| Consegna |
Prosegui il testo sulle rapine ad Aprilia tramite falsi appuntamenti, cominciando subito dopo la sua ultima frase.

| Testo fornito |
Pubblicato il 10 Giugno 2026
Il presunto piano messo in atto attraverso falsi incontri
Avrebbero attirato le vittime tramite annunci pubblicati sul web, promettendo incontri intimi a prezzi particolarmente convenienti. Una volta fissato l’appuntamento, però, gli uomini si sarebbero trovati di fronte a una vera e propria trappola.
È quanto emerso da un’indagine condotta dai carabinieri del Reparto Territoriale di Aprilia e dalla Polizia di Stato, che ha portato all’arresto di due cittadini bulgari, un uomo di 56 anni e una donna di 38 anni, accusati a vario titolo di rapina aggravata e lesioni personali aggravate.
Gli appuntamenti fissati in un appartamento di Aprilia
Secondo gli investigatori, le vittime contattavano un numero telefonico pubblicizzato online dopo aver trovato annunci che proponevano prestazioni sessuali a costi contenuti, circa 20 euro per incontro.
Dopo il primo contatto, veniva fissato un appuntamento in un appartamento di Aprilia, in provincia di Latina. Qui gli uomini venivano accolti dalla donna, convinti di trovarsi davanti a un normale incontro privato.
Le minacce con i coltelli e le rapine
Le ricostruzioni degli inquirenti indicano che poco dopo l’arrivo delle vittime entrava in scena anche il complice. L’uomo avrebbe minacciato i presenti utilizzando dei coltelli, costringendoli a consegnare denaro contante, telefoni cellulari e altri oggetti personali.
In alcuni episodi le aggressioni sarebbero degenerate ulteriormente. Alcune vittime, infatti, avrebbero tentato di opporsi alle richieste dei rapinatori, subendo conseguenze molto gravi.

| Materiale di partenza |

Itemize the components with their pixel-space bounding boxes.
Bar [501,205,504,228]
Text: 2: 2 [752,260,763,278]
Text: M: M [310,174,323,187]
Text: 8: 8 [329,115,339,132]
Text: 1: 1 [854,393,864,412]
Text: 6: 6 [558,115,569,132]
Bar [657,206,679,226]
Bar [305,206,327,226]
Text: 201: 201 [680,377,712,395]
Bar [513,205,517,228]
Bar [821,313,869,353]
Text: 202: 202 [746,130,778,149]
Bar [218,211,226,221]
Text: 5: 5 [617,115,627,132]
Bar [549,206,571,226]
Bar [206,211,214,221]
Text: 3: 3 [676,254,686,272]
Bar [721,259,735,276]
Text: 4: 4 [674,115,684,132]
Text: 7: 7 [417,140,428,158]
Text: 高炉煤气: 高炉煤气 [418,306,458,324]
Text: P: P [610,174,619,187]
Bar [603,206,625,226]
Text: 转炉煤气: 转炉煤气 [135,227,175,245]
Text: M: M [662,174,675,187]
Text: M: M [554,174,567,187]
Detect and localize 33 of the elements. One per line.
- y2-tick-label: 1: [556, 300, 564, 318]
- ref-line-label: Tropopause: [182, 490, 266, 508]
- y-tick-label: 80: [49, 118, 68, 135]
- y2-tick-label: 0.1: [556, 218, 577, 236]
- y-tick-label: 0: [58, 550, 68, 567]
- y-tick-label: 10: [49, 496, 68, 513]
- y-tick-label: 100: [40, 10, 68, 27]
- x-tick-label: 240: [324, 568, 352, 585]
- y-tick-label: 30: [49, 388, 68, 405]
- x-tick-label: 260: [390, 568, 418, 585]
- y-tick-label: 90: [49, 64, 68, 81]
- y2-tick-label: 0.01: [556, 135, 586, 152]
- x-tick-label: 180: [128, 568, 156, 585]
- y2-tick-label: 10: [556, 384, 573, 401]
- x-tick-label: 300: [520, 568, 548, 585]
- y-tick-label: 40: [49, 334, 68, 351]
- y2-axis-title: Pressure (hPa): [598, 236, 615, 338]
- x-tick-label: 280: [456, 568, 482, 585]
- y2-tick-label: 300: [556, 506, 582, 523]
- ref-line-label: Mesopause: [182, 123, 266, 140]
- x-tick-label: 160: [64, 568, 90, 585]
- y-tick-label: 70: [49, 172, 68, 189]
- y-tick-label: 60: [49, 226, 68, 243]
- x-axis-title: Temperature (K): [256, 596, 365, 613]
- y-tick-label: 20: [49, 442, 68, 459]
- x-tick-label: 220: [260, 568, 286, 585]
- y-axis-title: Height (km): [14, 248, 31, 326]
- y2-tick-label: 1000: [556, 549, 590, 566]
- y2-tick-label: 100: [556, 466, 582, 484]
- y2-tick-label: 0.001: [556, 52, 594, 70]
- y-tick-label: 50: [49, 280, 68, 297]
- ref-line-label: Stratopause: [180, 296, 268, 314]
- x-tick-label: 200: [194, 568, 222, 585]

| Risultato |
Tre uomini feriti durante le aggressioni
Le indagini hanno consentito di ricostruire almeno tre distinti episodi avvenuti con modalità simili. In più di un caso le vittime sarebbero state colpite con armi da taglio, riportando ferite al collo e alla testa.
I malcapitati hanno dovuto ricorrere alle cure mediche e in alcuni casi sono stati necessari diversi punti di sutura per trattare le lesioni riportate durante le aggressioni.
L’operazione congiunta di carabinieri e polizia
Le attività investigative hanno permesso di raccogliere elementi ritenuti rilevanti nei confronti della coppia. I due sospettati sono stati rintracciati ad Aprilia nel corso di un’operazione congiunta tra gli agenti della Squadra Volante e i militari dell’Arma.
Al termine delle procedure, il cinquantaseienne è stato trasferito nel carcere di Latina, mentre la donna è stata accompagnata presso la casa circondariale di Roma Rebibbia.
Le indagini proseguono
Entrambi gli arrestati si trovano ora a disposizione dell’Autorità Giudiziaria, che dovrà valutare le accuse contestate e gli elementi raccolti durante le indagini.
Gli investigatori continuano inoltre a verificare l’eventuale coinvolgimento della coppia in altri episodi analoghi che potrebbero non essere stati ancora denunciati dalle vittime.